Data extracted from a collection:
_ _ _ _ _ _ _
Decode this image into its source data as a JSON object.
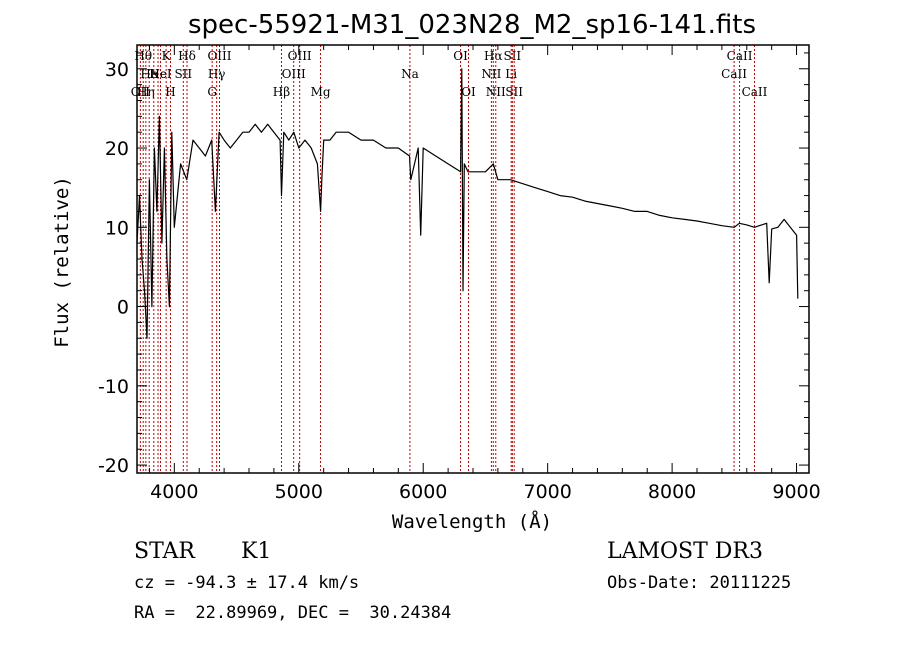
{
  "chart_data": {
    "type": "line",
    "title": "spec-55921-M31_023N28_M2_sp16-141.fits",
    "xlabel": "Wavelength (Å)",
    "ylabel": "Flux (relative)",
    "xlim": [
      3700,
      9100
    ],
    "ylim": [
      -21,
      33
    ],
    "xticks": [
      4000,
      5000,
      6000,
      7000,
      8000,
      9000
    ],
    "yticks": [
      -20,
      -10,
      0,
      10,
      20,
      30
    ],
    "series": [
      {
        "name": "flux",
        "x": [
          3700,
          3720,
          3740,
          3760,
          3780,
          3800,
          3820,
          3840,
          3860,
          3880,
          3900,
          3920,
          3940,
          3960,
          3980,
          4000,
          4050,
          4100,
          4150,
          4200,
          4250,
          4300,
          4330,
          4360,
          4400,
          4450,
          4500,
          4550,
          4600,
          4650,
          4700,
          4750,
          4800,
          4850,
          4861,
          4880,
          4920,
          4960,
          5000,
          5050,
          5100,
          5150,
          5175,
          5185,
          5200,
          5250,
          5300,
          5400,
          5500,
          5600,
          5700,
          5800,
          5890,
          5900,
          5960,
          5980,
          6000,
          6100,
          6200,
          6300,
          6310,
          6320,
          6330,
          6360,
          6400,
          6500,
          6563,
          6600,
          6700,
          6800,
          6900,
          7000,
          7100,
          7200,
          7300,
          7400,
          7500,
          7600,
          7700,
          7800,
          7900,
          8000,
          8100,
          8200,
          8300,
          8400,
          8500,
          8540,
          8600,
          8662,
          8700,
          8760,
          8780,
          8800,
          8850,
          8900,
          8950,
          9000,
          9010
        ],
        "values": [
          8,
          14,
          6,
          2,
          -4,
          16,
          0,
          20,
          12,
          24,
          8,
          20,
          6,
          0,
          22,
          10,
          18,
          16,
          21,
          20,
          19,
          21,
          12,
          22,
          21,
          20,
          21,
          22,
          22,
          23,
          22,
          23,
          22,
          21,
          14,
          22,
          21,
          22,
          20,
          21,
          20,
          18,
          12,
          16,
          21,
          21,
          22,
          22,
          21,
          21,
          20,
          20,
          19,
          16,
          20,
          9,
          20,
          19,
          18,
          17,
          30,
          2,
          18,
          17,
          17,
          17,
          18,
          16,
          16,
          15.5,
          15,
          14.5,
          14,
          13.8,
          13.3,
          13,
          12.7,
          12.4,
          12,
          12,
          11.5,
          11.2,
          11,
          10.8,
          10.5,
          10.2,
          10,
          10.5,
          10.3,
          10,
          10.2,
          10.5,
          3,
          9.8,
          10,
          11,
          10,
          9,
          1
        ]
      }
    ],
    "line_markers": [
      {
        "w": 3727,
        "label": "OII",
        "row": 2
      },
      {
        "w": 3750,
        "label": "Hθ",
        "row": 0
      },
      {
        "w": 3771,
        "label": "Hη",
        "row": 2
      },
      {
        "w": 3798,
        "label": "He",
        "row": 1
      },
      {
        "w": 3835,
        "label": "",
        "row": 0
      },
      {
        "w": 3869,
        "label": "Ne",
        "row": 1
      },
      {
        "w": 3889,
        "label": "HeI",
        "row": 1
      },
      {
        "w": 3934,
        "label": "K",
        "row": 0
      },
      {
        "w": 3969,
        "label": "H",
        "row": 2
      },
      {
        "w": 4072,
        "label": "SII",
        "row": 1
      },
      {
        "w": 4102,
        "label": "Hδ",
        "row": 0
      },
      {
        "w": 4304,
        "label": "G",
        "row": 2
      },
      {
        "w": 4340,
        "label": "Hγ",
        "row": 1
      },
      {
        "w": 4363,
        "label": "OIII",
        "row": 0
      },
      {
        "w": 4861,
        "label": "Hβ",
        "row": 2
      },
      {
        "w": 4959,
        "label": "OIII",
        "row": 1
      },
      {
        "w": 5007,
        "label": "OIII",
        "row": 0
      },
      {
        "w": 5175,
        "label": "Mg",
        "row": 2
      },
      {
        "w": 5893,
        "label": "Na",
        "row": 1
      },
      {
        "w": 6300,
        "label": "OI",
        "row": 0
      },
      {
        "w": 6364,
        "label": "OI",
        "row": 2
      },
      {
        "w": 6548,
        "label": "NII",
        "row": 1
      },
      {
        "w": 6563,
        "label": "Hα",
        "row": 0
      },
      {
        "w": 6583,
        "label": "NII",
        "row": 2
      },
      {
        "w": 6707,
        "label": "Li",
        "row": 1
      },
      {
        "w": 6716,
        "label": "SII",
        "row": 0
      },
      {
        "w": 6731,
        "label": "SII",
        "row": 2
      },
      {
        "w": 8498,
        "label": "CaII",
        "row": 1
      },
      {
        "w": 8542,
        "label": "CaII",
        "row": 0
      },
      {
        "w": 8662,
        "label": "CaII",
        "row": 2
      }
    ]
  },
  "info": {
    "class_label": "STAR",
    "subclass_label": "K1",
    "cz_text": "cz = -94.3 ± 17.4 km/s",
    "radec_text": "RA =  22.89969, DEC =  30.24384",
    "survey_text": "LAMOST DR3",
    "obsdate_text": "Obs-Date: 20111225"
  }
}
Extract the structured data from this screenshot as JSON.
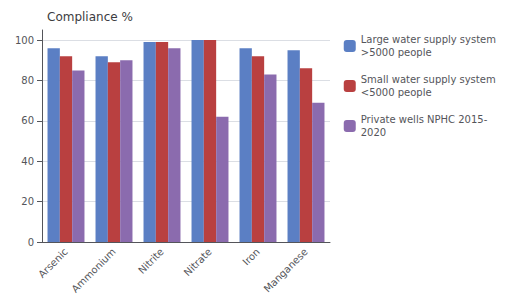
{
  "chart_data": {
    "type": "bar",
    "title": "Compliance %",
    "categories": [
      "Arsenic",
      "Ammonium",
      "Nitrite",
      "Nitrate",
      "Iron",
      "Manganese"
    ],
    "series": [
      {
        "name": "Large water supply system\n>5000 people",
        "color": "#5B7FC4",
        "values": [
          96,
          92,
          99,
          100,
          96,
          95
        ]
      },
      {
        "name": "Small water supply system\n<5000 people",
        "color": "#B94040",
        "values": [
          92,
          89,
          99,
          100,
          92,
          86
        ]
      },
      {
        "name": "Private wells NPHC 2015-\n2020",
        "color": "#8B6BAE",
        "values": [
          85,
          90,
          96,
          62,
          83,
          69
        ]
      }
    ],
    "ylim": [
      0,
      105
    ],
    "yticks": [
      0,
      20,
      40,
      60,
      80,
      100
    ],
    "grid": true,
    "legend": "right"
  }
}
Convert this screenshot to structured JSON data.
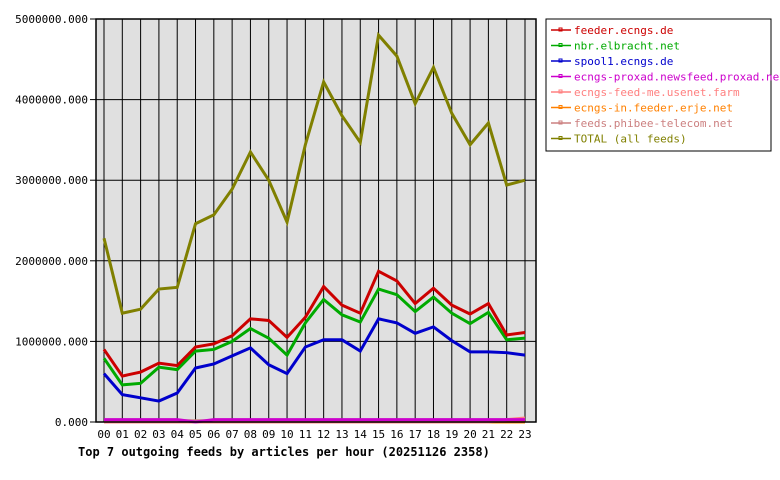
{
  "chart_data": {
    "type": "line",
    "title": "Top 7 outgoing feeds by articles per hour (20251126 2358)",
    "xlabel": "",
    "ylabel": "",
    "ylim": [
      0,
      5000000
    ],
    "yticks": [
      "0.000",
      "1000000.000",
      "2000000.000",
      "3000000.000",
      "4000000.000",
      "5000000.000"
    ],
    "grid": true,
    "legend_position": "right",
    "categories": [
      "00",
      "01",
      "02",
      "03",
      "04",
      "05",
      "06",
      "07",
      "08",
      "09",
      "10",
      "11",
      "12",
      "13",
      "14",
      "15",
      "16",
      "17",
      "18",
      "19",
      "20",
      "21",
      "22",
      "23"
    ],
    "series": [
      {
        "name": "feeder.ecngs.de",
        "color": "#cc0000",
        "values": [
          900000,
          570000,
          620000,
          730000,
          700000,
          930000,
          970000,
          1070000,
          1280000,
          1260000,
          1050000,
          1300000,
          1680000,
          1450000,
          1350000,
          1870000,
          1750000,
          1470000,
          1660000,
          1450000,
          1340000,
          1470000,
          1080000,
          1110000
        ]
      },
      {
        "name": "nbr.elbracht.net",
        "color": "#00aa00",
        "values": [
          790000,
          460000,
          480000,
          680000,
          650000,
          880000,
          900000,
          1000000,
          1160000,
          1040000,
          830000,
          1230000,
          1520000,
          1330000,
          1240000,
          1650000,
          1580000,
          1370000,
          1550000,
          1350000,
          1220000,
          1360000,
          1020000,
          1040000
        ]
      },
      {
        "name": "spool1.ecngs.de",
        "color": "#0000cc",
        "values": [
          600000,
          340000,
          300000,
          260000,
          360000,
          670000,
          720000,
          820000,
          920000,
          710000,
          600000,
          930000,
          1020000,
          1020000,
          880000,
          1280000,
          1230000,
          1100000,
          1180000,
          1010000,
          870000,
          870000,
          860000,
          830000
        ]
      },
      {
        "name": "ecngs-proxad.newsfeed.proxad.net",
        "color": "#cc00cc",
        "values": [
          30000,
          30000,
          30000,
          30000,
          30000,
          0,
          30000,
          30000,
          30000,
          30000,
          30000,
          30000,
          30000,
          30000,
          30000,
          30000,
          30000,
          30000,
          30000,
          30000,
          30000,
          30000,
          30000,
          30000
        ]
      },
      {
        "name": "ecngs-feed-me.usenet.farm",
        "color": "#ff8080",
        "values": [
          0,
          0,
          0,
          0,
          0,
          0,
          0,
          0,
          0,
          0,
          0,
          0,
          0,
          0,
          0,
          0,
          0,
          0,
          0,
          0,
          0,
          0,
          30000,
          50000
        ]
      },
      {
        "name": "ecngs-in.feeder.erje.net",
        "color": "#ff8000",
        "values": [
          0,
          0,
          0,
          0,
          0,
          0,
          0,
          0,
          0,
          0,
          0,
          0,
          0,
          0,
          0,
          0,
          0,
          0,
          0,
          0,
          0,
          0,
          0,
          0
        ]
      },
      {
        "name": "feeds.phibee-telecom.net",
        "color": "#cc8080",
        "values": [
          15000,
          15000,
          15000,
          15000,
          15000,
          15000,
          15000,
          15000,
          15000,
          15000,
          15000,
          15000,
          15000,
          15000,
          15000,
          15000,
          15000,
          15000,
          15000,
          15000,
          15000,
          15000,
          15000,
          15000
        ]
      },
      {
        "name": "TOTAL (all feeds)",
        "color": "#808000",
        "values": [
          2280000,
          1350000,
          1400000,
          1650000,
          1670000,
          2460000,
          2570000,
          2890000,
          3350000,
          3000000,
          2480000,
          3440000,
          4220000,
          3800000,
          3470000,
          4800000,
          4540000,
          3950000,
          4400000,
          3830000,
          3440000,
          3710000,
          2940000,
          3000000
        ]
      }
    ]
  }
}
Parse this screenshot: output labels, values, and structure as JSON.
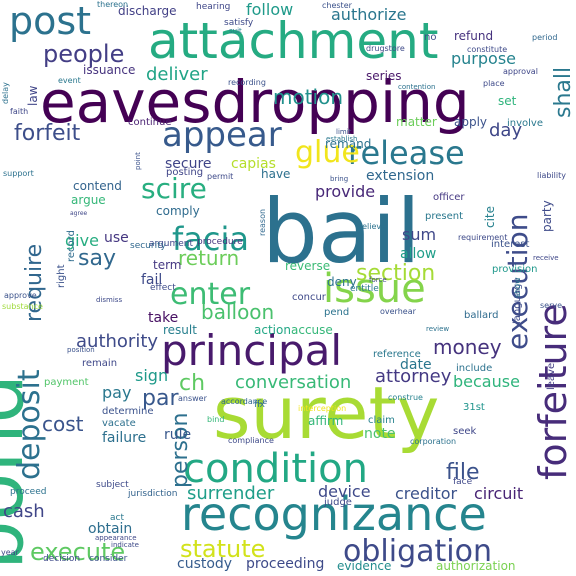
{
  "words": [
    {
      "text": "bond",
      "color": "#2fb47c"
    },
    {
      "text": "bail",
      "color": "#2c718e"
    },
    {
      "text": "surety",
      "color": "#a8db34"
    },
    {
      "text": "eavesdropping",
      "color": "#440154"
    },
    {
      "text": "attachment",
      "color": "#25ab82"
    },
    {
      "text": "recognizance",
      "color": "#25858e"
    },
    {
      "text": "principal",
      "color": "#481a6c"
    },
    {
      "text": "issue",
      "color": "#84d44b"
    },
    {
      "text": "forfeiture",
      "color": "#472c7a"
    },
    {
      "text": "condition",
      "color": "#22a884"
    },
    {
      "text": "post",
      "color": "#2c728e"
    },
    {
      "text": "appear",
      "color": "#375a8c"
    },
    {
      "text": "deposit",
      "color": "#2c718e"
    },
    {
      "text": "facia",
      "color": "#1f978b"
    },
    {
      "text": "release",
      "color": "#2a788e"
    },
    {
      "text": "obligation",
      "color": "#3e4a89"
    },
    {
      "text": "execution",
      "color": "#3e4c8a"
    },
    {
      "text": "enter",
      "color": "#3dbc74"
    },
    {
      "text": "scire",
      "color": "#28ae80"
    },
    {
      "text": "glue",
      "color": "#f1e51d"
    },
    {
      "text": "people",
      "color": "#433e85"
    },
    {
      "text": "forfeit",
      "color": "#3d4e8a"
    },
    {
      "text": "require",
      "color": "#31678e"
    },
    {
      "text": "person",
      "color": "#2d708e"
    },
    {
      "text": "statute",
      "color": "#d2e21b"
    },
    {
      "text": "execute",
      "color": "#5ec962"
    },
    {
      "text": "surrender",
      "color": "#1f9e89"
    },
    {
      "text": "section",
      "color": "#a5db36"
    },
    {
      "text": "conversation",
      "color": "#38b977"
    },
    {
      "text": "money",
      "color": "#46337e"
    },
    {
      "text": "balloon",
      "color": "#4ac16d"
    },
    {
      "text": "motion",
      "color": "#21918c"
    },
    {
      "text": "deliver",
      "color": "#20a486"
    },
    {
      "text": "return",
      "color": "#6ccd5a"
    },
    {
      "text": "file",
      "color": "#3b528b"
    },
    {
      "text": "say",
      "color": "#31688e"
    },
    {
      "text": "shall",
      "color": "#2a788e"
    },
    {
      "text": "cost",
      "color": "#3a548c"
    },
    {
      "text": "authority",
      "color": "#3e4a89"
    },
    {
      "text": "attorney",
      "color": "#443983"
    },
    {
      "text": "day",
      "color": "#3f4788"
    },
    {
      "text": "purpose",
      "color": "#25838e"
    },
    {
      "text": "authorize",
      "color": "#2a768e"
    },
    {
      "text": "follow",
      "color": "#1f9a8a"
    },
    {
      "text": "cash",
      "color": "#404688"
    },
    {
      "text": "device",
      "color": "#3e4989"
    },
    {
      "text": "creditor",
      "color": "#3b528b"
    },
    {
      "text": "circuit",
      "color": "#482475"
    },
    {
      "text": "because",
      "color": "#2fb47c"
    },
    {
      "text": "par",
      "color": "#38588c"
    },
    {
      "text": "ch",
      "color": "#5ec962"
    },
    {
      "text": "sign",
      "color": "#1f9a8a"
    },
    {
      "text": "pay",
      "color": "#2a788e"
    },
    {
      "text": "provide",
      "color": "#482878"
    },
    {
      "text": "extension",
      "color": "#31688e"
    },
    {
      "text": "secure",
      "color": "#404588"
    },
    {
      "text": "capias",
      "color": "#b5de2b"
    },
    {
      "text": "sum",
      "color": "#3f4889"
    },
    {
      "text": "allow",
      "color": "#1f9e89"
    },
    {
      "text": "give",
      "color": "#27ad81"
    },
    {
      "text": "use",
      "color": "#453781"
    },
    {
      "text": "proceeding",
      "color": "#3e4a89"
    },
    {
      "text": "custody",
      "color": "#365c8d"
    },
    {
      "text": "evidence",
      "color": "#228c8d"
    },
    {
      "text": "authorization",
      "color": "#7ad151"
    },
    {
      "text": "obtain",
      "color": "#2e6e8e"
    },
    {
      "text": "failure",
      "color": "#2d708e"
    },
    {
      "text": "rule",
      "color": "#38588c"
    },
    {
      "text": "note",
      "color": "#4ac16d"
    },
    {
      "text": "date",
      "color": "#2a768e"
    },
    {
      "text": "result",
      "color": "#277f8e"
    },
    {
      "text": "action",
      "color": "#22a785"
    },
    {
      "text": "accuse",
      "color": "#35b779"
    },
    {
      "text": "fail",
      "color": "#3e4a89"
    },
    {
      "text": "take",
      "color": "#471063"
    },
    {
      "text": "term",
      "color": "#453882"
    },
    {
      "text": "reverse",
      "color": "#3bbb75"
    },
    {
      "text": "deny",
      "color": "#2c728e"
    },
    {
      "text": "refund",
      "color": "#46327e"
    },
    {
      "text": "discharge",
      "color": "#424086"
    },
    {
      "text": "law",
      "color": "#404588"
    },
    {
      "text": "issuance",
      "color": "#46337e"
    },
    {
      "text": "series",
      "color": "#481769"
    },
    {
      "text": "matter",
      "color": "#6ccd5a"
    },
    {
      "text": "apply",
      "color": "#3b528b"
    },
    {
      "text": "remand",
      "color": "#2c728e"
    },
    {
      "text": "contend",
      "color": "#33638d"
    },
    {
      "text": "argue",
      "color": "#35b779"
    },
    {
      "text": "comply",
      "color": "#2f6b8e"
    },
    {
      "text": "have",
      "color": "#2d708e"
    },
    {
      "text": "posting",
      "color": "#404588"
    },
    {
      "text": "continue",
      "color": "#481f70"
    },
    {
      "text": "party",
      "color": "#3e4a89"
    },
    {
      "text": "involve",
      "color": "#2a788e"
    },
    {
      "text": "set",
      "color": "#2fb47c"
    },
    {
      "text": "officer",
      "color": "#453882"
    },
    {
      "text": "interest",
      "color": "#3b528b"
    },
    {
      "text": "present",
      "color": "#2a788e"
    },
    {
      "text": "provision",
      "color": "#1f988b"
    },
    {
      "text": "cite",
      "color": "#26818e"
    },
    {
      "text": "concur",
      "color": "#3e4989"
    },
    {
      "text": "pend",
      "color": "#2c738e"
    },
    {
      "text": "remain",
      "color": "#3f4889"
    },
    {
      "text": "payment",
      "color": "#52c569"
    },
    {
      "text": "determine",
      "color": "#3b528b"
    },
    {
      "text": "vacate",
      "color": "#2d708e"
    },
    {
      "text": "claim",
      "color": "#26828e"
    },
    {
      "text": "affirm",
      "color": "#35b779"
    },
    {
      "text": "judge",
      "color": "#3e4a89"
    },
    {
      "text": "seek",
      "color": "#3f4788"
    },
    {
      "text": "include",
      "color": "#2c728e"
    },
    {
      "text": "leave",
      "color": "#433e85"
    },
    {
      "text": "31st",
      "color": "#1f948c"
    },
    {
      "text": "ballard",
      "color": "#2f6b8e"
    },
    {
      "text": "language",
      "color": "#3e4c8a"
    },
    {
      "text": "reference",
      "color": "#2a788e"
    },
    {
      "text": "record",
      "color": "#2f6c8e"
    },
    {
      "text": "right",
      "color": "#3b528b"
    },
    {
      "text": "argument",
      "color": "#3f4788"
    },
    {
      "text": "procedure",
      "color": "#46337e"
    },
    {
      "text": "effect",
      "color": "#3e4c8a"
    },
    {
      "text": "security",
      "color": "#31688e"
    },
    {
      "text": "entitle",
      "color": "#2a788e"
    },
    {
      "text": "overhear",
      "color": "#3b528b"
    },
    {
      "text": "face",
      "color": "#3f4889"
    },
    {
      "text": "fix",
      "color": "#2d708e"
    },
    {
      "text": "construe",
      "color": "#26828e"
    },
    {
      "text": "subject",
      "color": "#3e4a89"
    },
    {
      "text": "jurisdiction",
      "color": "#33638d"
    },
    {
      "text": "proceed",
      "color": "#2c728e"
    },
    {
      "text": "consider",
      "color": "#3b528b"
    },
    {
      "text": "decision",
      "color": "#3e4a89"
    },
    {
      "text": "year",
      "color": "#3f4788"
    },
    {
      "text": "act",
      "color": "#2a788e"
    },
    {
      "text": "bind",
      "color": "#35b779"
    },
    {
      "text": "compliance",
      "color": "#3e4a89"
    },
    {
      "text": "corporation",
      "color": "#2c728e"
    },
    {
      "text": "answer",
      "color": "#3b528b"
    },
    {
      "text": "accordance",
      "color": "#31688e"
    },
    {
      "text": "interception",
      "color": "#f1e51d"
    },
    {
      "text": "hearing",
      "color": "#3f4788"
    },
    {
      "text": "satisfy",
      "color": "#3e4a89"
    },
    {
      "text": "thereon",
      "color": "#2c728e"
    },
    {
      "text": "chester",
      "color": "#3b528b"
    },
    {
      "text": "period",
      "color": "#31688e"
    },
    {
      "text": "constitute",
      "color": "#3e4a89"
    },
    {
      "text": "event",
      "color": "#2a788e"
    },
    {
      "text": "approval",
      "color": "#3f4788"
    },
    {
      "text": "recording",
      "color": "#3b528b"
    },
    {
      "text": "contention",
      "color": "#2c728e"
    },
    {
      "text": "place",
      "color": "#3e4a89"
    },
    {
      "text": "delay",
      "color": "#2c718e"
    },
    {
      "text": "faith",
      "color": "#3f4788"
    },
    {
      "text": "point",
      "color": "#3b528b"
    },
    {
      "text": "establish",
      "color": "#2a788e"
    },
    {
      "text": "permit",
      "color": "#3e4a89"
    },
    {
      "text": "reason",
      "color": "#31688e"
    },
    {
      "text": "limit",
      "color": "#3b528b"
    },
    {
      "text": "believe",
      "color": "#2c728e"
    },
    {
      "text": "requirement",
      "color": "#3e4a89"
    },
    {
      "text": "receive",
      "color": "#3f4788"
    },
    {
      "text": "show",
      "color": "#2a788e"
    },
    {
      "text": "serve",
      "color": "#3b528b"
    },
    {
      "text": "liability",
      "color": "#3e4a89"
    },
    {
      "text": "support",
      "color": "#2c718e"
    },
    {
      "text": "agree",
      "color": "#3f4788"
    },
    {
      "text": "approve",
      "color": "#3b528b"
    },
    {
      "text": "substance",
      "color": "#9fda3a"
    },
    {
      "text": "dismiss",
      "color": "#3e4a89"
    },
    {
      "text": "position",
      "color": "#3b528b"
    },
    {
      "text": "indicate",
      "color": "#3e4a89"
    },
    {
      "text": "appearance",
      "color": "#3f4788"
    },
    {
      "text": "review",
      "color": "#2c728e"
    },
    {
      "text": "force",
      "color": "#3e4a89"
    },
    {
      "text": "bring",
      "color": "#3b528b"
    },
    {
      "text": "drugstore",
      "color": "#3e4a89"
    },
    {
      "text": "suit",
      "color": "#2a788e"
    },
    {
      "text": "no",
      "color": "#3e4a89"
    }
  ]
}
_ _ _ _ _ _ _
=== PROBLEM DESCRIPTION ===
Copy out the lines in which the string "structured" appears.

=== SOLUTION ===
Extract the structured data from this screenshot as JSON.
Convert this screenshot to structured JSON data.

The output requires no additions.